EXERCISE REQUIREMENTS :: Lines containing the string "comme" are to be collected in full.

RECORD LIST ::
════════════════════

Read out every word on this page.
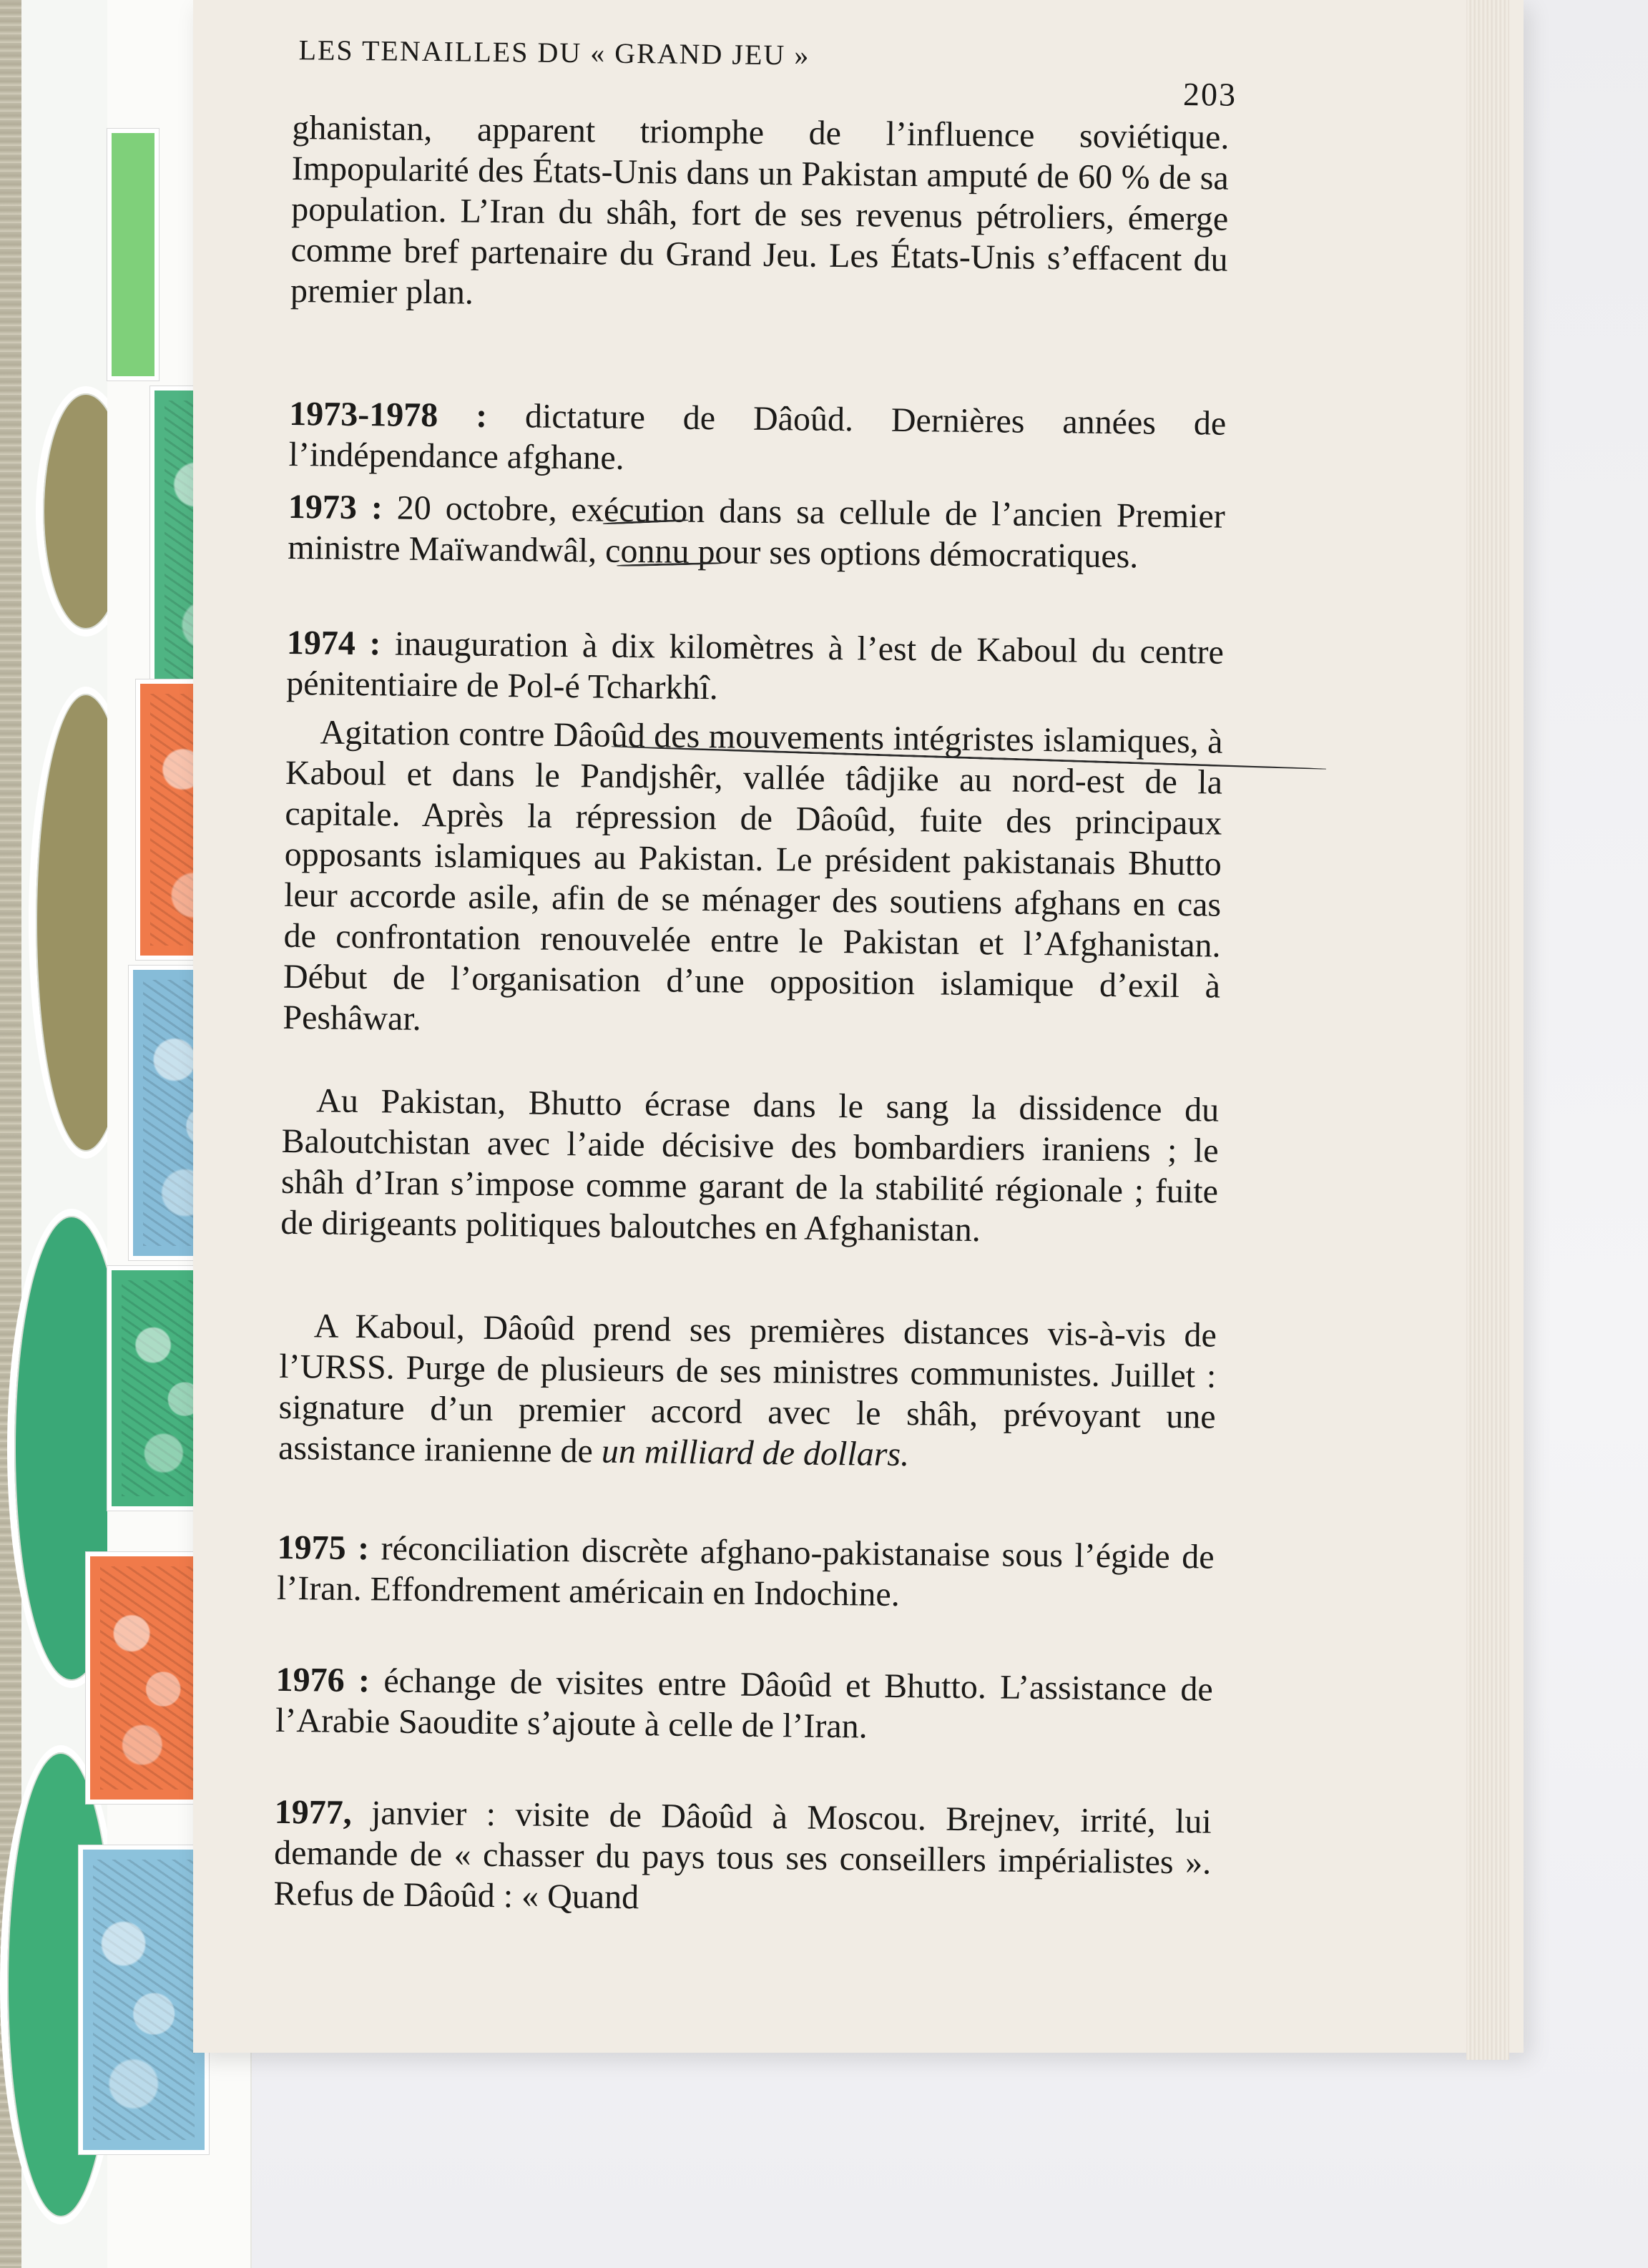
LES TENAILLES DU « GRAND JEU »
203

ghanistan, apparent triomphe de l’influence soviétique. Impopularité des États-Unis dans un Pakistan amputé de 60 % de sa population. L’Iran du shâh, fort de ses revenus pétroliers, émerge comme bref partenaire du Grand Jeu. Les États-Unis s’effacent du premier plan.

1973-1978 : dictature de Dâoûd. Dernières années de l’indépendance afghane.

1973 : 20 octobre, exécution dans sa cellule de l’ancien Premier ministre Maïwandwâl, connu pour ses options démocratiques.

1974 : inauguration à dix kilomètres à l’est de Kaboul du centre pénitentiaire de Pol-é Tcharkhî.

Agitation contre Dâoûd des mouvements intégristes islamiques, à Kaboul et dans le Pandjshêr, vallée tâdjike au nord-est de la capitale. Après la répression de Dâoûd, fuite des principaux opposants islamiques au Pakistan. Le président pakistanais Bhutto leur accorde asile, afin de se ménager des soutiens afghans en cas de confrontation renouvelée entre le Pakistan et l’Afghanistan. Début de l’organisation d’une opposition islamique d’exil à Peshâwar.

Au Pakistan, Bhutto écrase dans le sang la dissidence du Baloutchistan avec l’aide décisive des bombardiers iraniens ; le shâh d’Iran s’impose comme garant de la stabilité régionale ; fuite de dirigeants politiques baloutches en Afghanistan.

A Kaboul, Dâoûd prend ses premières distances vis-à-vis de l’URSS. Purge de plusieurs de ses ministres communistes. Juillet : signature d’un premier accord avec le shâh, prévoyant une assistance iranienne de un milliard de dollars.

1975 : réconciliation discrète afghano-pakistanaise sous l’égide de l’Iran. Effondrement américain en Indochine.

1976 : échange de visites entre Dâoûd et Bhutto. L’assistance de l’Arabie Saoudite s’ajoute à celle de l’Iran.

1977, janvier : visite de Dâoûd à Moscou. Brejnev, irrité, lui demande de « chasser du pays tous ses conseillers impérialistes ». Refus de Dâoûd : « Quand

════════════════════

COMPLETE RESPONSE ::
ghanistan, apparent triomphe de l’influence soviétique. Impopularité des États-Unis dans un Pakistan amputé de 60 % de sa population. L’Iran du shâh, fort de ses revenus pétroliers, émerge comme bref partenaire du Grand Jeu. Les États-Unis s’effacent du premier plan.
Au Pakistan, Bhutto écrase dans le sang la dissidence du Baloutchistan avec l’aide décisive des bombardiers iraniens ; le shâh d’Iran s’impose comme garant de la stabilité régionale ; fuite de dirigeants politiques baloutches en Afghanistan.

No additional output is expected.